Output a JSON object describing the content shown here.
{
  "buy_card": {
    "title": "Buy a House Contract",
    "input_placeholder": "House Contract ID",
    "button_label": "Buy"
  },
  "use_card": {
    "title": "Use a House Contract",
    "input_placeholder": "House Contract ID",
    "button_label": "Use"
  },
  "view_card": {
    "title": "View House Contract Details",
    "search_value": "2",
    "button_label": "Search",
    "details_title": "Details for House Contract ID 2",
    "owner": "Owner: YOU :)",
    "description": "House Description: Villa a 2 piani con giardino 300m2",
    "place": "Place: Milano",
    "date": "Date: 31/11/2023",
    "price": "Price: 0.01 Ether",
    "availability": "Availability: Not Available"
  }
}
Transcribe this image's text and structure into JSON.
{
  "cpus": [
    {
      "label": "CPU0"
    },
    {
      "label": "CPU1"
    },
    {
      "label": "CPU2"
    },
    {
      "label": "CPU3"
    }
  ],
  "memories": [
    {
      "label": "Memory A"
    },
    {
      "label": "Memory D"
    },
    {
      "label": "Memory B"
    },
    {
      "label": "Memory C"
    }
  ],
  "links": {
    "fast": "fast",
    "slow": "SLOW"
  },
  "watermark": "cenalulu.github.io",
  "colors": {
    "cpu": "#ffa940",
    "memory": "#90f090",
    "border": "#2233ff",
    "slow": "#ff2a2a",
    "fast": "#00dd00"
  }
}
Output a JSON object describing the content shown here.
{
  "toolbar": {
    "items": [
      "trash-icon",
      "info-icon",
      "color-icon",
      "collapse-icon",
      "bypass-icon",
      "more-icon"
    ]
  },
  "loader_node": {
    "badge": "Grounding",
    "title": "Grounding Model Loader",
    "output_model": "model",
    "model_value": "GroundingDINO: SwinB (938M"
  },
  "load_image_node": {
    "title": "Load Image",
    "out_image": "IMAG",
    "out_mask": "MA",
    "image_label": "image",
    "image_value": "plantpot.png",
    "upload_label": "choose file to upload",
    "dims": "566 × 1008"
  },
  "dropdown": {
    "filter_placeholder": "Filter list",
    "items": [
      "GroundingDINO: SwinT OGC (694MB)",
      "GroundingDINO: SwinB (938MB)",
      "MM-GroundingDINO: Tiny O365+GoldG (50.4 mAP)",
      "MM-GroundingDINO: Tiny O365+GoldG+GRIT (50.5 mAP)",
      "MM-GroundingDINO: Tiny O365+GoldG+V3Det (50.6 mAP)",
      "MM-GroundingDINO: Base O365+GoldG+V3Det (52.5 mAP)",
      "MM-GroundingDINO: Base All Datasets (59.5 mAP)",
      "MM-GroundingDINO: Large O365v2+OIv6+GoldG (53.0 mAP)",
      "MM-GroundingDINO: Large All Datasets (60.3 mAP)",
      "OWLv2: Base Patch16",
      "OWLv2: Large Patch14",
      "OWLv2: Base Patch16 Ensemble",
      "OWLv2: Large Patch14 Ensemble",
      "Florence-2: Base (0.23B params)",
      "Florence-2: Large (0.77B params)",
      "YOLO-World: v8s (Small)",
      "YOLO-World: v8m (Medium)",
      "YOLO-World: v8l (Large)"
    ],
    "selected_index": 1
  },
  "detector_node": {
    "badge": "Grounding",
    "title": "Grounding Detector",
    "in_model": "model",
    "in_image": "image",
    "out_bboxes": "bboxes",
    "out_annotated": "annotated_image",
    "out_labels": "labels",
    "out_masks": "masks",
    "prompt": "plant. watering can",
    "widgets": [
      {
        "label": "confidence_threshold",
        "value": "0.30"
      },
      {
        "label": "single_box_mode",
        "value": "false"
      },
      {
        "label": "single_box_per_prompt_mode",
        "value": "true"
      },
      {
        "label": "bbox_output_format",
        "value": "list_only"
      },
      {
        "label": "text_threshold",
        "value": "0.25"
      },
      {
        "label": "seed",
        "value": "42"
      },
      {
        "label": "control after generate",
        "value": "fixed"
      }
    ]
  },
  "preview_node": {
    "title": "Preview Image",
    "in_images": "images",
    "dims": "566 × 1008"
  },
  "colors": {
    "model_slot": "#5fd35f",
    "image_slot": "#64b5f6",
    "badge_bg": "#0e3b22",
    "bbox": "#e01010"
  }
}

──────

Select every line in the records above that contains the word "Large".

Reply:
      "MM-GroundingDINO: Large O365v2+OIv6+GoldG (53.0 mAP)",
      "MM-GroundingDINO: Large All Datasets (60.3 mAP)",
      "OWLv2: Large Patch14",
      "OWLv2: Large Patch14 Ensemble",
      "Florence-2: Large (0.77B params)",
      "YOLO-World: v8l (Large)"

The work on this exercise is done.